• What you are asked to do:
Return the material word for word. Do not include the pictures.

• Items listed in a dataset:
────────────────────

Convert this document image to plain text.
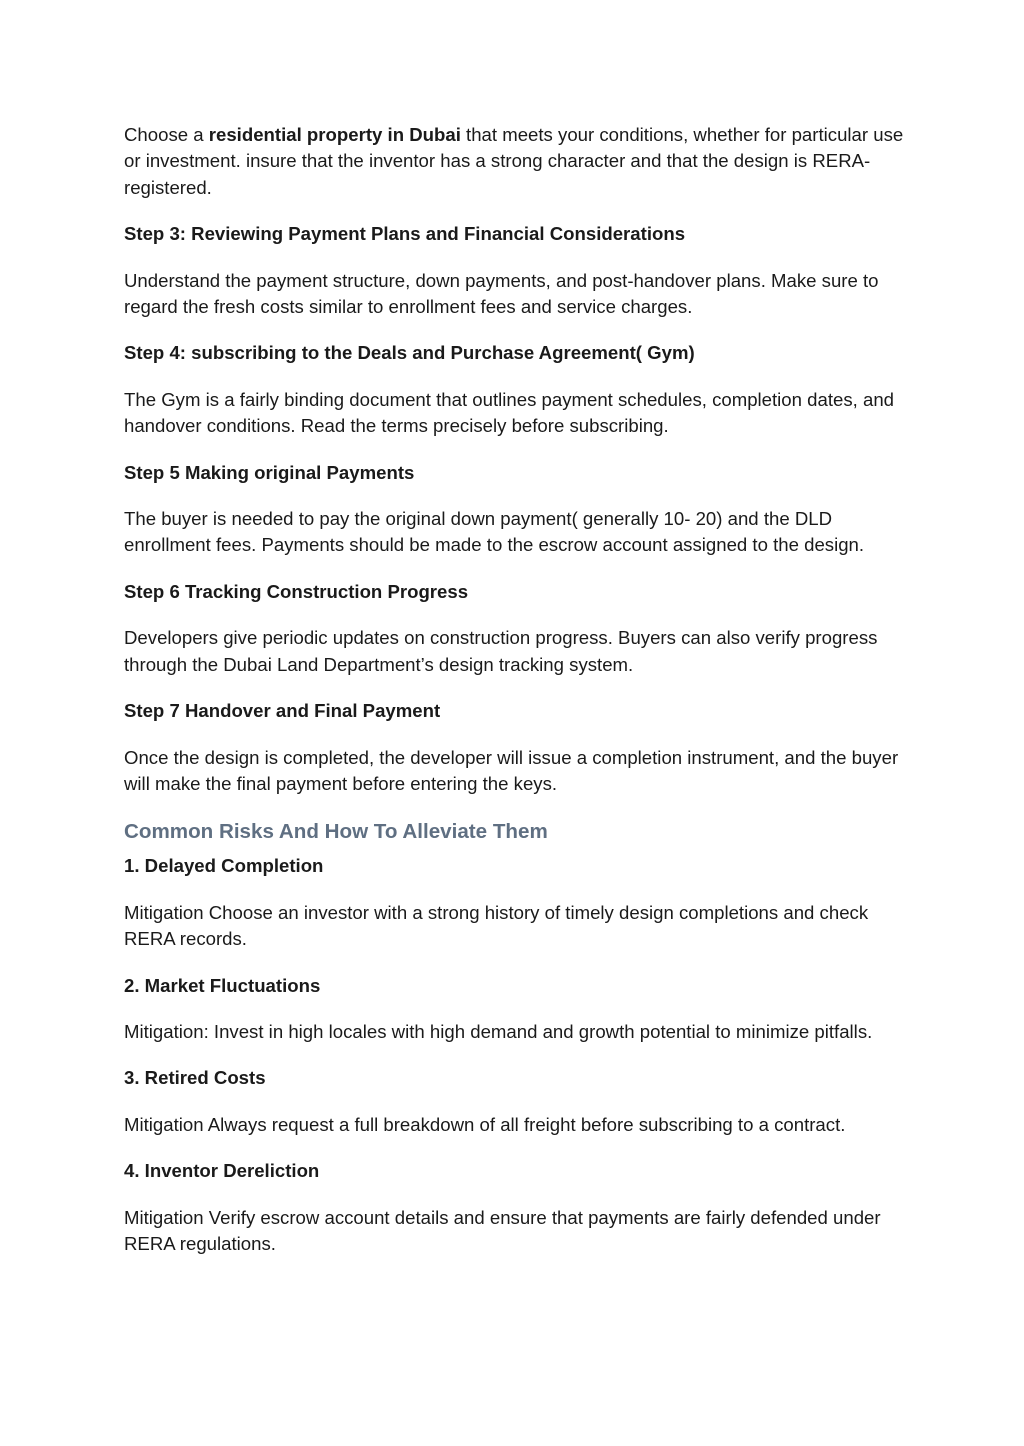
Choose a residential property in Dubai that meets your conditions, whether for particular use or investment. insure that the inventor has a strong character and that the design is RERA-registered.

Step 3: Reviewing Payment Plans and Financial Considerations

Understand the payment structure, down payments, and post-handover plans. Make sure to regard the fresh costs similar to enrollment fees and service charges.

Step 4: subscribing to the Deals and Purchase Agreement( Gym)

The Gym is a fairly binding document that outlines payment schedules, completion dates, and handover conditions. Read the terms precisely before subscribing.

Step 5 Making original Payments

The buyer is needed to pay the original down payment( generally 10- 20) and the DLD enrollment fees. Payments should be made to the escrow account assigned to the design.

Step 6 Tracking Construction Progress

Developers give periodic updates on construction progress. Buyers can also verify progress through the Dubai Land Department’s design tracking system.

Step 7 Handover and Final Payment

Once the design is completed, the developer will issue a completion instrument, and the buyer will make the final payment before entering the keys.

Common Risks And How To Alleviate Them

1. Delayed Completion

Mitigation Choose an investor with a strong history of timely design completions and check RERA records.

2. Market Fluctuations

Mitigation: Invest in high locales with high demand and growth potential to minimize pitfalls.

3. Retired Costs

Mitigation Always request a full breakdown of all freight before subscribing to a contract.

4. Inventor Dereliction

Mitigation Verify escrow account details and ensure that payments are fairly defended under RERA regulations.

────────────────────

• Response below:
Convert this document image to plain text.
Choose a residential property in Dubai that meets your conditions, whether for particular use or investment. insure that the inventor has a strong character and that the design is RERA-registered.

Step 3: Reviewing Payment Plans and Financial Considerations

Understand the payment structure, down payments, and post-handover plans. Make sure to regard the fresh costs similar to enrollment fees and service charges.

Step 4: subscribing to the Deals and Purchase Agreement( Gym)

The Gym is a fairly binding document that outlines payment schedules, completion dates, and handover conditions. Read the terms precisely before subscribing.

Step 5 Making original Payments

The buyer is needed to pay the original down payment( generally 10- 20) and the DLD enrollment fees. Payments should be made to the escrow account assigned to the design.

Step 6 Tracking Construction Progress

Developers give periodic updates on construction progress. Buyers can also verify progress through the Dubai Land Department’s design tracking system.

Step 7 Handover and Final Payment

Once the design is completed, the developer will issue a completion instrument, and the buyer will make the final payment before entering the keys.

Common Risks And How To Alleviate Them

1. Delayed Completion

Mitigation Choose an investor with a strong history of timely design completions and check RERA records.

2. Market Fluctuations

Mitigation: Invest in high locales with high demand and growth potential to minimize pitfalls.

3. Retired Costs

Mitigation Always request a full breakdown of all freight before subscribing to a contract.

4. Inventor Dereliction

Mitigation Verify escrow account details and ensure that payments are fairly defended under RERA regulations.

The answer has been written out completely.